GIVEN DATA:
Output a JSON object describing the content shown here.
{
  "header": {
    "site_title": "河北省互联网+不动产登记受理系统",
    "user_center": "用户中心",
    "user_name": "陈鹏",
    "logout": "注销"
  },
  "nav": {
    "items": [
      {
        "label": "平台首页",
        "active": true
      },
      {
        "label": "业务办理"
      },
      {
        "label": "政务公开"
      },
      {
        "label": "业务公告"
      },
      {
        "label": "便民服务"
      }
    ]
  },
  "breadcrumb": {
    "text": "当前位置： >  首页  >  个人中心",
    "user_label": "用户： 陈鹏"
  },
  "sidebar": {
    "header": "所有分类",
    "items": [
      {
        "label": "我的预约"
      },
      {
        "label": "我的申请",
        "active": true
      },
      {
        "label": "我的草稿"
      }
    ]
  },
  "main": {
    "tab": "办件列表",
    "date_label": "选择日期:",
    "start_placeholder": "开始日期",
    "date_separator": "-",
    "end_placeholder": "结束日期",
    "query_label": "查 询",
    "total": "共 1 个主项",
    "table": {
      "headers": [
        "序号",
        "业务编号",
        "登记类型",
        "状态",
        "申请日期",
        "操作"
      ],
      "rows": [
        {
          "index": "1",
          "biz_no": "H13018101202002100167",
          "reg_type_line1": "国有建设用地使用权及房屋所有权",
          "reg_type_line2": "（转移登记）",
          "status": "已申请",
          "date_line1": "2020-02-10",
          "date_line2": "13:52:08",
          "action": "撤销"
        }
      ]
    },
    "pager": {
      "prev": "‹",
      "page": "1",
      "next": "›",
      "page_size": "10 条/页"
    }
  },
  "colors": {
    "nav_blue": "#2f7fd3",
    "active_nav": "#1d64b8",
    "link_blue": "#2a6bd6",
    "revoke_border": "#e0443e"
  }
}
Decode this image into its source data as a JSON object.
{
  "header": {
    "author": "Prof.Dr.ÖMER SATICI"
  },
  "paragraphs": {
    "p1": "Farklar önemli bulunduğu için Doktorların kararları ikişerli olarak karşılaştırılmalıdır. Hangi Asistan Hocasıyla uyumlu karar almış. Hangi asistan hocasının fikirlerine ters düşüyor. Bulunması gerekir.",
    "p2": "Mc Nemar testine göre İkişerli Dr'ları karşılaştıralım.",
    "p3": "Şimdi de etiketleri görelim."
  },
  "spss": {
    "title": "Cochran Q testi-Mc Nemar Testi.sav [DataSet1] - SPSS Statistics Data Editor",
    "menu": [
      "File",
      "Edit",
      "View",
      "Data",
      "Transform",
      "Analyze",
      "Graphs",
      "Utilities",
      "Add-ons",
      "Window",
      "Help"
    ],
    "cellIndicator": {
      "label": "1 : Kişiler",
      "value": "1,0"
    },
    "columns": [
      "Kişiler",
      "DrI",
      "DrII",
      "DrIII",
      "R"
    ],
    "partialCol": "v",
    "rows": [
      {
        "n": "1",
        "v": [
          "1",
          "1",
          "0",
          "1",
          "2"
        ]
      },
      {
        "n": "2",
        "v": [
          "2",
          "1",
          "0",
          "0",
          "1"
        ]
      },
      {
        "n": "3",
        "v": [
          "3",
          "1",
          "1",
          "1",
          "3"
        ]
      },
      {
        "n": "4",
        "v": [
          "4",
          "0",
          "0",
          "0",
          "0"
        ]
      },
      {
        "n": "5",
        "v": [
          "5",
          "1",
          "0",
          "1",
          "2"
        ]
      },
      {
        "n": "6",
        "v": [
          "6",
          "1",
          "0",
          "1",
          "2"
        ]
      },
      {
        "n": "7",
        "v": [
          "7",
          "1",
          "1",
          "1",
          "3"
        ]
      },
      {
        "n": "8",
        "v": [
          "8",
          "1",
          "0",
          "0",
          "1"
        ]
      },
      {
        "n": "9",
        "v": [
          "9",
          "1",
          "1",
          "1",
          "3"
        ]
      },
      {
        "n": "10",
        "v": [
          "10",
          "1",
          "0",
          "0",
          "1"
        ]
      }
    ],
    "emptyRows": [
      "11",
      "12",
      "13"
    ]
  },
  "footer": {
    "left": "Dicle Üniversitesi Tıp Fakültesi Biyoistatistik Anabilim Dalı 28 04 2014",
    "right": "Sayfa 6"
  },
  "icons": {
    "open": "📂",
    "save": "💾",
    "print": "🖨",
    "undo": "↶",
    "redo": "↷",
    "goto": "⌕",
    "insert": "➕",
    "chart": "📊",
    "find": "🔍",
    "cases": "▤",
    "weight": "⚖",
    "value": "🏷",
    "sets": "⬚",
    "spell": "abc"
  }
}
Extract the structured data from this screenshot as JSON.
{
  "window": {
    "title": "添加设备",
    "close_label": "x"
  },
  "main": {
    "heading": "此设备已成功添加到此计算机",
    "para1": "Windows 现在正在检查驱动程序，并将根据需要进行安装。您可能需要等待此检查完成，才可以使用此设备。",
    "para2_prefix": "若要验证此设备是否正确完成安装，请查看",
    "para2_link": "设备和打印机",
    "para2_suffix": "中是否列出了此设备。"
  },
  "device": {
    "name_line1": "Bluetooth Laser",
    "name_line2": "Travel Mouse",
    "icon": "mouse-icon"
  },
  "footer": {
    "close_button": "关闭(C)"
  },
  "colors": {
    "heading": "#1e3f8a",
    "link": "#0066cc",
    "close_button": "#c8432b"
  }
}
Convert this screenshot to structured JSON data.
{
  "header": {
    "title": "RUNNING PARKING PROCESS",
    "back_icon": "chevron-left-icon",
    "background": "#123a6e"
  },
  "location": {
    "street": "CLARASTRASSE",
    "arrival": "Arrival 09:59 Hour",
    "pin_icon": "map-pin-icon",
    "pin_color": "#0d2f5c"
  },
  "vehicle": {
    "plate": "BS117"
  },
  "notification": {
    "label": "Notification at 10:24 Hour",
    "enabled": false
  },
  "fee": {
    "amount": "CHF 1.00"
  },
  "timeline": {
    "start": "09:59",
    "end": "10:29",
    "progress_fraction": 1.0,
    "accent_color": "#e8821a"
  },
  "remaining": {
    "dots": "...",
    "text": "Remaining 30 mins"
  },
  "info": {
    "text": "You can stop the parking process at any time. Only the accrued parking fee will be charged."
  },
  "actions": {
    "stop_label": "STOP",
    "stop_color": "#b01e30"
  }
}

EXERCISE DESCRIPTION:
Your task is to repeat the data exactly, with nothing left out.

REPLY:
Output a JSON object describing the content shown here.
{
  "header": {
    "site_title": "河北省互联网+不动产登记受理系统",
    "user_center": "用户中心",
    "user_name": "陈鹏",
    "logout": "注销"
  },
  "nav": {
    "items": [
      {
        "label": "平台首页",
        "active": true
      },
      {
        "label": "业务办理"
      },
      {
        "label": "政务公开"
      },
      {
        "label": "业务公告"
      },
      {
        "label": "便民服务"
      }
    ]
  },
  "breadcrumb": {
    "text": "当前位置： >  首页  >  个人中心",
    "user_label": "用户： 陈鹏"
  },
  "sidebar": {
    "header": "所有分类",
    "items": [
      {
        "label": "我的预约"
      },
      {
        "label": "我的申请",
        "active": true
      },
      {
        "label": "我的草稿"
      }
    ]
  },
  "main": {
    "tab": "办件列表",
    "date_label": "选择日期:",
    "start_placeholder": "开始日期",
    "date_separator": "-",
    "end_placeholder": "结束日期",
    "query_label": "查 询",
    "total": "共 1 个主项",
    "table": {
      "headers": [
        "序号",
        "业务编号",
        "登记类型",
        "状态",
        "申请日期",
        "操作"
      ],
      "rows": [
        {
          "index": "1",
          "biz_no": "H13018101202002100167",
          "reg_type_line1": "国有建设用地使用权及房屋所有权",
          "reg_type_line2": "（转移登记）",
          "status": "已申请",
          "date_line1": "2020-02-10",
          "date_line2": "13:52:08",
          "action": "撤销"
        }
      ]
    },
    "pager": {
      "prev": "‹",
      "page": "1",
      "next": "›",
      "page_size": "10 条/页"
    }
  },
  "colors": {
    "nav_blue": "#2f7fd3",
    "active_nav": "#1d64b8",
    "link_blue": "#2a6bd6",
    "revoke_border": "#e0443e"
  }
}
Decode this image into its source data as a JSON object.
{
  "header": {
    "author": "Prof.Dr.ÖMER SATICI"
  },
  "paragraphs": {
    "p1": "Farklar önemli bulunduğu için Doktorların kararları ikişerli olarak karşılaştırılmalıdır. Hangi Asistan Hocasıyla uyumlu karar almış. Hangi asistan hocasının fikirlerine ters düşüyor. Bulunması gerekir.",
    "p2": "Mc Nemar testine göre İkişerli Dr'ları karşılaştıralım.",
    "p3": "Şimdi de etiketleri görelim."
  },
  "spss": {
    "title": "Cochran Q testi-Mc Nemar Testi.sav [DataSet1] - SPSS Statistics Data Editor",
    "menu": [
      "File",
      "Edit",
      "View",
      "Data",
      "Transform",
      "Analyze",
      "Graphs",
      "Utilities",
      "Add-ons",
      "Window",
      "Help"
    ],
    "cellIndicator": {
      "label": "1 : Kişiler",
      "value": "1,0"
    },
    "columns": [
      "Kişiler",
      "DrI",
      "DrII",
      "DrIII",
      "R"
    ],
    "partialCol": "v",
    "rows": [
      {
        "n": "1",
        "v": [
          "1",
          "1",
          "0",
          "1",
          "2"
        ]
      },
      {
        "n": "2",
        "v": [
          "2",
          "1",
          "0",
          "0",
          "1"
        ]
      },
      {
        "n": "3",
        "v": [
          "3",
          "1",
          "1",
          "1",
          "3"
        ]
      },
      {
        "n": "4",
        "v": [
          "4",
          "0",
          "0",
          "0",
          "0"
        ]
      },
      {
        "n": "5",
        "v": [
          "5",
          "1",
          "0",
          "1",
          "2"
        ]
      },
      {
        "n": "6",
        "v": [
          "6",
          "1",
          "0",
          "1",
          "2"
        ]
      },
      {
        "n": "7",
        "v": [
          "7",
          "1",
          "1",
          "1",
          "3"
        ]
      },
      {
        "n": "8",
        "v": [
          "8",
          "1",
          "0",
          "0",
          "1"
        ]
      },
      {
        "n": "9",
        "v": [
          "9",
          "1",
          "1",
          "1",
          "3"
        ]
      },
      {
        "n": "10",
        "v": [
          "10",
          "1",
          "0",
          "0",
          "1"
        ]
      }
    ],
    "emptyRows": [
      "11",
      "12",
      "13"
    ]
  },
  "footer": {
    "left": "Dicle Üniversitesi Tıp Fakültesi Biyoistatistik Anabilim Dalı 28 04 2014",
    "right": "Sayfa 6"
  },
  "icons": {
    "open": "📂",
    "save": "💾",
    "print": "🖨",
    "undo": "↶",
    "redo": "↷",
    "goto": "⌕",
    "insert": "➕",
    "chart": "📊",
    "find": "🔍",
    "cases": "▤",
    "weight": "⚖",
    "value": "🏷",
    "sets": "⬚",
    "spell": "abc"
  }
}
Extract the structured data from this screenshot as JSON.
{
  "window": {
    "title": "添加设备",
    "close_label": "x"
  },
  "main": {
    "heading": "此设备已成功添加到此计算机",
    "para1": "Windows 现在正在检查驱动程序，并将根据需要进行安装。您可能需要等待此检查完成，才可以使用此设备。",
    "para2_prefix": "若要验证此设备是否正确完成安装，请查看",
    "para2_link": "设备和打印机",
    "para2_suffix": "中是否列出了此设备。"
  },
  "device": {
    "name_line1": "Bluetooth Laser",
    "name_line2": "Travel Mouse",
    "icon": "mouse-icon"
  },
  "footer": {
    "close_button": "关闭(C)"
  },
  "colors": {
    "heading": "#1e3f8a",
    "link": "#0066cc",
    "close_button": "#c8432b"
  }
}
Convert this screenshot to structured JSON data.
{
  "header": {
    "title": "RUNNING PARKING PROCESS",
    "back_icon": "chevron-left-icon",
    "background": "#123a6e"
  },
  "location": {
    "street": "CLARASTRASSE",
    "arrival": "Arrival 09:59 Hour",
    "pin_icon": "map-pin-icon",
    "pin_color": "#0d2f5c"
  },
  "vehicle": {
    "plate": "BS117"
  },
  "notification": {
    "label": "Notification at 10:24 Hour",
    "enabled": false
  },
  "fee": {
    "amount": "CHF 1.00"
  },
  "timeline": {
    "start": "09:59",
    "end": "10:29",
    "progress_fraction": 1.0,
    "accent_color": "#e8821a"
  },
  "remaining": {
    "dots": "...",
    "text": "Remaining 30 mins"
  },
  "info": {
    "text": "You can stop the parking process at any time. Only the accrued parking fee will be charged."
  },
  "actions": {
    "stop_label": "STOP",
    "stop_color": "#b01e30"
  }
}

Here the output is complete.